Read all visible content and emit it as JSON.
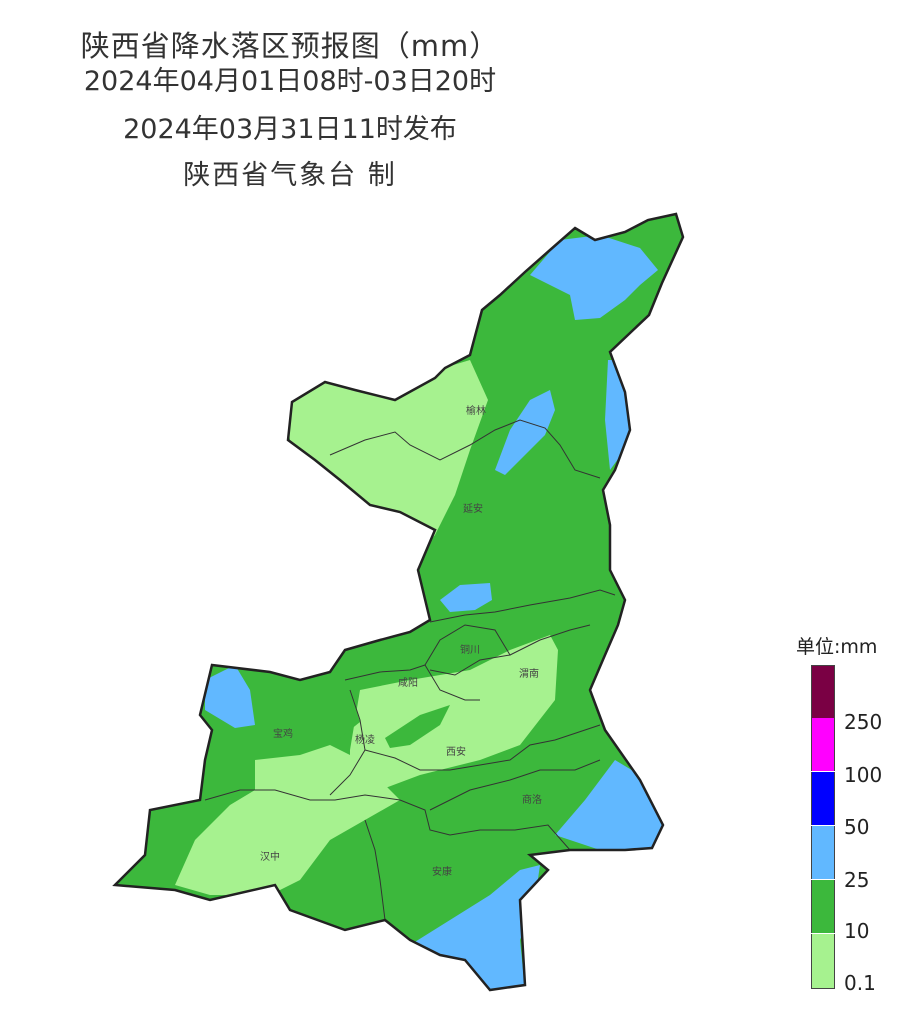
{
  "header": {
    "title": "陕西省降水落区预报图（mm）",
    "period": "2024年04月01日08时-03日20时",
    "issued": "2024年03月31日11时发布",
    "issuer": "陕西省气象台 制"
  },
  "cities": {
    "yulin": "榆林",
    "yanan": "延安",
    "tongchuan": "铜川",
    "weinan": "渭南",
    "xianyang": "咸阳",
    "baoji": "宝鸡",
    "yangling": "杨凌",
    "xian": "西安",
    "shangluo": "商洛",
    "hanzhong": "汉中",
    "ankang": "安康"
  },
  "legend": {
    "title": "单位:mm",
    "labels": [
      "250",
      "100",
      "50",
      "25",
      "10",
      "0.1"
    ],
    "colors": [
      "#7a0044",
      "#ff00ff",
      "#0000ff",
      "#61b8ff",
      "#3cb83c",
      "#a6f28f"
    ]
  }
}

----------------------------------------

> [GIVEN EXERCISE] Leave out the pictures and copy the rest of the material above exactly.

> [RESULT FOR THIS EXERCISE]
Read all visible content and emit it as JSON.
{
  "header": {
    "title": "陕西省降水落区预报图（mm）",
    "period": "2024年04月01日08时-03日20时",
    "issued": "2024年03月31日11时发布",
    "issuer": "陕西省气象台 制"
  },
  "cities": {
    "yulin": "榆林",
    "yanan": "延安",
    "tongchuan": "铜川",
    "weinan": "渭南",
    "xianyang": "咸阳",
    "baoji": "宝鸡",
    "yangling": "杨凌",
    "xian": "西安",
    "shangluo": "商洛",
    "hanzhong": "汉中",
    "ankang": "安康"
  },
  "legend": {
    "title": "单位:mm",
    "labels": [
      "250",
      "100",
      "50",
      "25",
      "10",
      "0.1"
    ],
    "colors": [
      "#7a0044",
      "#ff00ff",
      "#0000ff",
      "#61b8ff",
      "#3cb83c",
      "#a6f28f"
    ]
  }
}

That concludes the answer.